Data entries:
◆ ◆ ◆

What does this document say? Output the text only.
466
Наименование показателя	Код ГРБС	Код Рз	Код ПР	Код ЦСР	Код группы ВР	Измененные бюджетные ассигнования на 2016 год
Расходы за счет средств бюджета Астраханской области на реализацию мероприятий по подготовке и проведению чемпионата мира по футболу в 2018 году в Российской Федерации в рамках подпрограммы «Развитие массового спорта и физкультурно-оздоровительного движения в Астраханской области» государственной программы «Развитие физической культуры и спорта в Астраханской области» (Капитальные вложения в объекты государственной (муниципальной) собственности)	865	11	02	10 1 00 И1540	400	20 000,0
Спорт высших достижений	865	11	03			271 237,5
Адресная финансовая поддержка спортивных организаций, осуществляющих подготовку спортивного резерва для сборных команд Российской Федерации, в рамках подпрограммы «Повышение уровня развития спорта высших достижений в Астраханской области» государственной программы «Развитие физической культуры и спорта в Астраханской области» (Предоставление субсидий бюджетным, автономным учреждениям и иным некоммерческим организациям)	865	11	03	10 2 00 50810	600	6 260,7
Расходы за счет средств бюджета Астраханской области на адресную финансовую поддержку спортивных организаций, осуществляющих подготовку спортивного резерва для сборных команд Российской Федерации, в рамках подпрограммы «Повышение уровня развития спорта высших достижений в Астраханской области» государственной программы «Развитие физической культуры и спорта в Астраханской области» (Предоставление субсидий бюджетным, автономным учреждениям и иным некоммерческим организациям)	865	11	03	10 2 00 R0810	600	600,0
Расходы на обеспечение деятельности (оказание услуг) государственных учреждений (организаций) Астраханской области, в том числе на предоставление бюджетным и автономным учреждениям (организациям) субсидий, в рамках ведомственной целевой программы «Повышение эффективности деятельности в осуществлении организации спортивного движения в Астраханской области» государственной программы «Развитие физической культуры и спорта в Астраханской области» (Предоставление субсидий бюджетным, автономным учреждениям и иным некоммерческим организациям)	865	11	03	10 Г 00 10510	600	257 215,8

◆ ◆ ◆

> **Instructions for the task**
Identify the lines in the records above that contain the word "бюджетным", then state how many there are and nothing more.

> **Output of the task**
3